::: Stored data :::
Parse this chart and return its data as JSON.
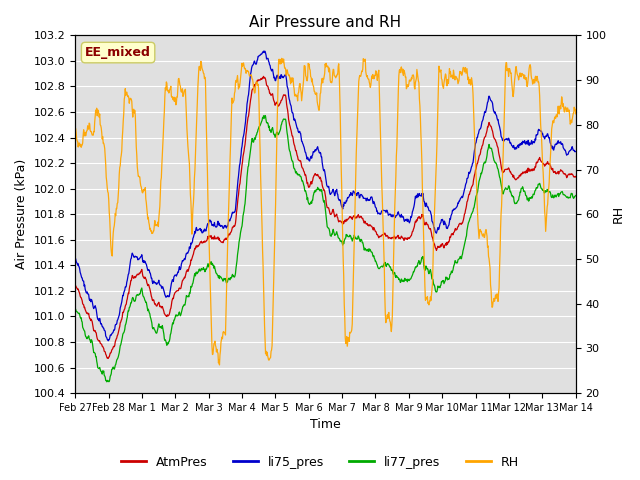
{
  "title": "Air Pressure and RH",
  "xlabel": "Time",
  "ylabel_left": "Air Pressure (kPa)",
  "ylabel_right": "RH",
  "ylim_left": [
    100.4,
    103.2
  ],
  "ylim_right": [
    20,
    100
  ],
  "yticks_left": [
    100.4,
    100.6,
    100.8,
    101.0,
    101.2,
    101.4,
    101.6,
    101.8,
    102.0,
    102.2,
    102.4,
    102.6,
    102.8,
    103.0,
    103.2
  ],
  "yticks_right": [
    20,
    30,
    40,
    50,
    60,
    70,
    80,
    90,
    100
  ],
  "xtick_labels": [
    "Feb 27",
    "Feb 28",
    "Mar 1",
    "Mar 2",
    "Mar 3",
    "Mar 4",
    "Mar 5",
    "Mar 6",
    "Mar 7",
    "Mar 8",
    "Mar 9",
    "Mar 10",
    "Mar 11",
    "Mar 12",
    "Mar 13",
    "Mar 14"
  ],
  "annotation_text": "EE_mixed",
  "annotation_color": "#8B0000",
  "annotation_bg": "#FFFFCC",
  "legend_labels": [
    "AtmPres",
    "li75_pres",
    "li77_pres",
    "RH"
  ],
  "line_colors": [
    "#CC0000",
    "#0000CC",
    "#00AA00",
    "#FFA500"
  ],
  "bg_color": "#E0E0E0",
  "grid_color": "#FFFFFF",
  "fig_bg": "#FFFFFF"
}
:::
Do this:
Give back every line exactly as it stands, pictures excluded.

Written solution:
Parse this chart and return its data as JSON.
{
  "title": "Air Pressure and RH",
  "xlabel": "Time",
  "ylabel_left": "Air Pressure (kPa)",
  "ylabel_right": "RH",
  "ylim_left": [
    100.4,
    103.2
  ],
  "ylim_right": [
    20,
    100
  ],
  "yticks_left": [
    100.4,
    100.6,
    100.8,
    101.0,
    101.2,
    101.4,
    101.6,
    101.8,
    102.0,
    102.2,
    102.4,
    102.6,
    102.8,
    103.0,
    103.2
  ],
  "yticks_right": [
    20,
    30,
    40,
    50,
    60,
    70,
    80,
    90,
    100
  ],
  "xtick_labels": [
    "Feb 27",
    "Feb 28",
    "Mar 1",
    "Mar 2",
    "Mar 3",
    "Mar 4",
    "Mar 5",
    "Mar 6",
    "Mar 7",
    "Mar 8",
    "Mar 9",
    "Mar 10",
    "Mar 11",
    "Mar 12",
    "Mar 13",
    "Mar 14"
  ],
  "annotation_text": "EE_mixed",
  "annotation_color": "#8B0000",
  "annotation_bg": "#FFFFCC",
  "legend_labels": [
    "AtmPres",
    "li75_pres",
    "li77_pres",
    "RH"
  ],
  "line_colors": [
    "#CC0000",
    "#0000CC",
    "#00AA00",
    "#FFA500"
  ],
  "bg_color": "#E0E0E0",
  "grid_color": "#FFFFFF",
  "fig_bg": "#FFFFFF"
}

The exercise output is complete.